>>>>>

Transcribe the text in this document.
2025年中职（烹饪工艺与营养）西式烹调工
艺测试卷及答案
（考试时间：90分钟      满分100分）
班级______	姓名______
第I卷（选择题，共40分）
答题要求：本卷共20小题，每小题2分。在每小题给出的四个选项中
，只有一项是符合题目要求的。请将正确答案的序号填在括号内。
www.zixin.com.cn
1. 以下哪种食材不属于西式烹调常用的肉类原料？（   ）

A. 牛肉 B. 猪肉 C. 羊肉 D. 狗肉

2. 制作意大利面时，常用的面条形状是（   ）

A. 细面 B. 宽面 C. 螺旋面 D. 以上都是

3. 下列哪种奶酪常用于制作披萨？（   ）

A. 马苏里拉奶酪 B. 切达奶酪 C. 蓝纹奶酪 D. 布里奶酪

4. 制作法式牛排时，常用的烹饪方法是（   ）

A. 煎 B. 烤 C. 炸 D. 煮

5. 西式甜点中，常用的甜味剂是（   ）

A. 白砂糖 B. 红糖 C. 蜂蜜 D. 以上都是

<<<<<
>>>>>

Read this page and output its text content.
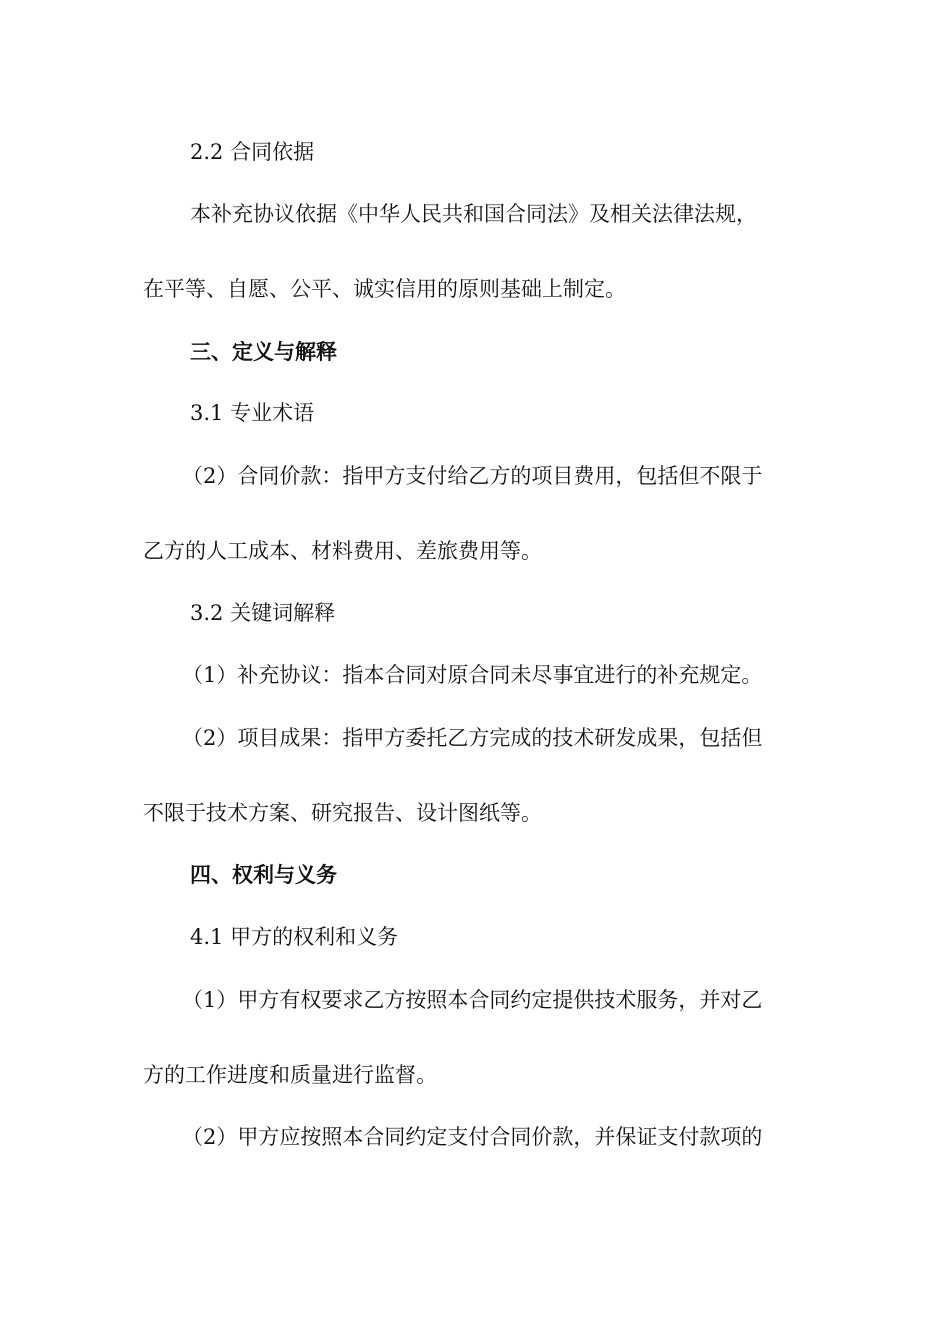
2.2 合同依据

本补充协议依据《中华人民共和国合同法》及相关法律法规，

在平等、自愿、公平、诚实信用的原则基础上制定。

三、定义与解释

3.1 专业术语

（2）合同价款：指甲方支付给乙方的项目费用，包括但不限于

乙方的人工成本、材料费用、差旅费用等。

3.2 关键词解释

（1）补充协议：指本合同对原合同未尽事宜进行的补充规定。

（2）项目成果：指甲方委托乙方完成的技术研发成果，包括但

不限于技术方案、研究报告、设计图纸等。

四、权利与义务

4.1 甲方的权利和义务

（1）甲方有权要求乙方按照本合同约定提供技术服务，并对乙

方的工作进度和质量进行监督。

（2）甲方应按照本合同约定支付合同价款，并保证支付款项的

<<<<<
>>>>>

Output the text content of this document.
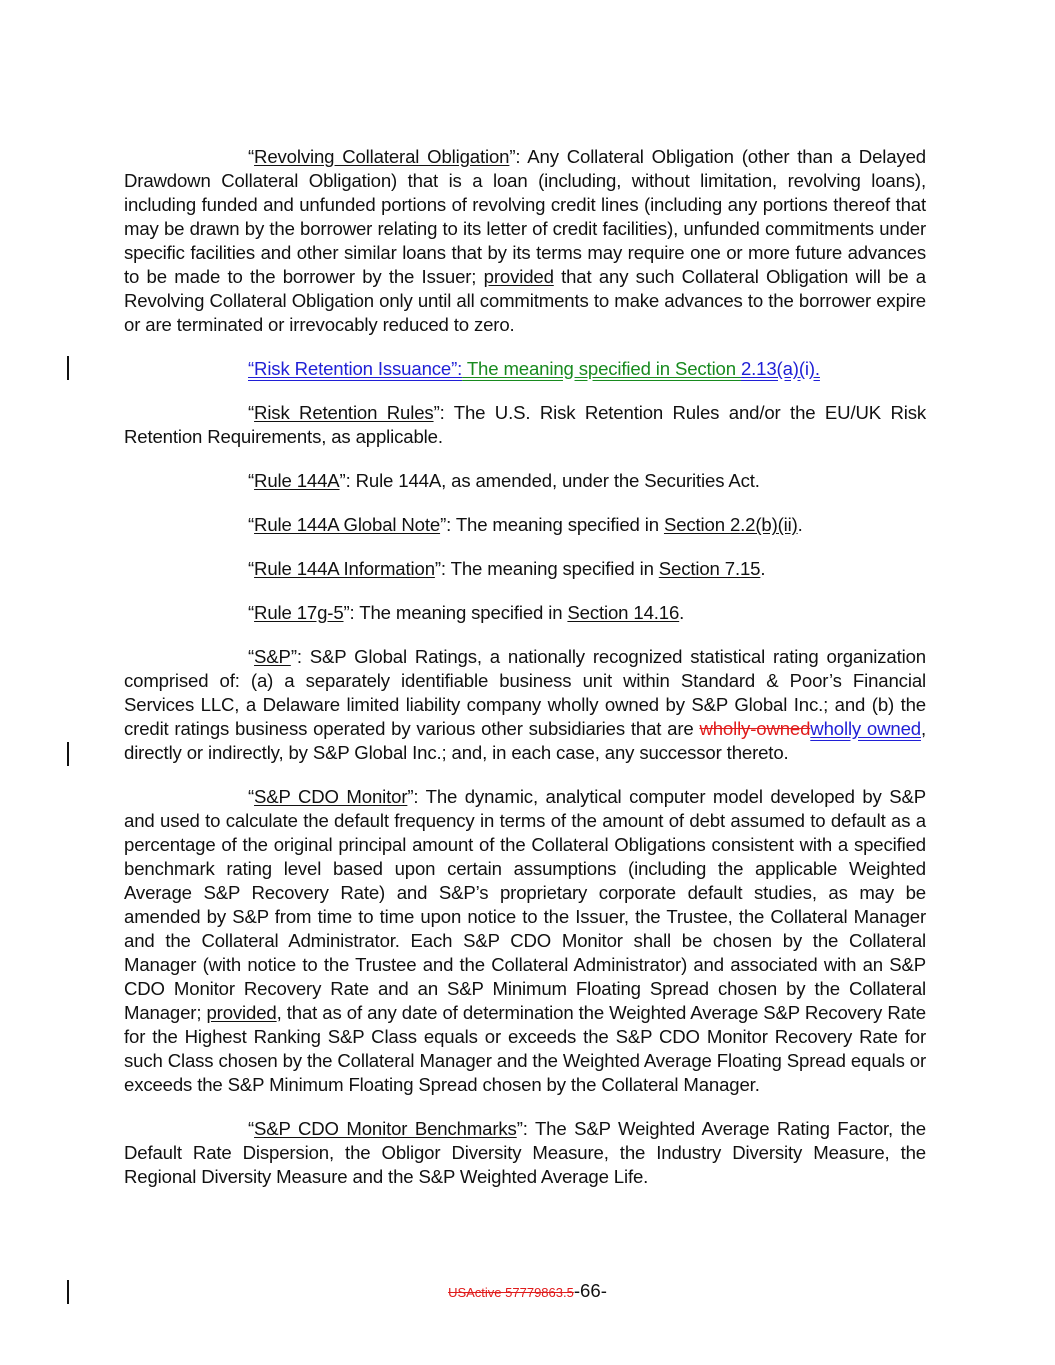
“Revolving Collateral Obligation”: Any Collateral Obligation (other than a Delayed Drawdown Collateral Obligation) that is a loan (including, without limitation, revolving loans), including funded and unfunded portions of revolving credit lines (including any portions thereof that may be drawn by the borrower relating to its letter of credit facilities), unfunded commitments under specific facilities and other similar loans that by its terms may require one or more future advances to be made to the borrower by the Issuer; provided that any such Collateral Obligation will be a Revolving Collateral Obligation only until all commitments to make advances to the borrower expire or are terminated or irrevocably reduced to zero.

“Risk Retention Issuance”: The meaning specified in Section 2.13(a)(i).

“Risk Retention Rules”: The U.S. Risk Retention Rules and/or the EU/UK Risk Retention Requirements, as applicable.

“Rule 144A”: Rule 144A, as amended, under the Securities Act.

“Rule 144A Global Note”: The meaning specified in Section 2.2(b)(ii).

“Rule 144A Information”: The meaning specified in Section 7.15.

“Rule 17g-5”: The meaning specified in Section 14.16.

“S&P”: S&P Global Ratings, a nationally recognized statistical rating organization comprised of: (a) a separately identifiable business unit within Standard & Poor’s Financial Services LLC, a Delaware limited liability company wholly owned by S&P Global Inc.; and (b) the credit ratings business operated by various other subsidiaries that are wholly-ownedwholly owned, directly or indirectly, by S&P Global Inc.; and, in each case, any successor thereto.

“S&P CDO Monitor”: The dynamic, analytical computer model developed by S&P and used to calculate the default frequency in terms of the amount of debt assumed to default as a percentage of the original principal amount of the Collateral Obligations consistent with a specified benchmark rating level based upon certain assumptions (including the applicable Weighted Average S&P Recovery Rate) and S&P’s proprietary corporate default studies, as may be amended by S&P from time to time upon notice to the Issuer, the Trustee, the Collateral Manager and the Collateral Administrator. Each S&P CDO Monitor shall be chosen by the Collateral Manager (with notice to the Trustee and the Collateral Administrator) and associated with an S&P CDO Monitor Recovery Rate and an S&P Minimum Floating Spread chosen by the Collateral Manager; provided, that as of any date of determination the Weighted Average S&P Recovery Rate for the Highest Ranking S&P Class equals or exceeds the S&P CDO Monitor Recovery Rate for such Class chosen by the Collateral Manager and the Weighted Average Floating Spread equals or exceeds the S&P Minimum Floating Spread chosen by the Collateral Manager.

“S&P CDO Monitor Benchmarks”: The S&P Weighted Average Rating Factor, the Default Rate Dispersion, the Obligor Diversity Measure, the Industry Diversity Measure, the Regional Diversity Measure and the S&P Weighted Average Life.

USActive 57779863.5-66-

<<<<<

→ Task goal: In the entries above, find the lines containing the word "Risk" and say how many there are, with no other words.

→ The response: 2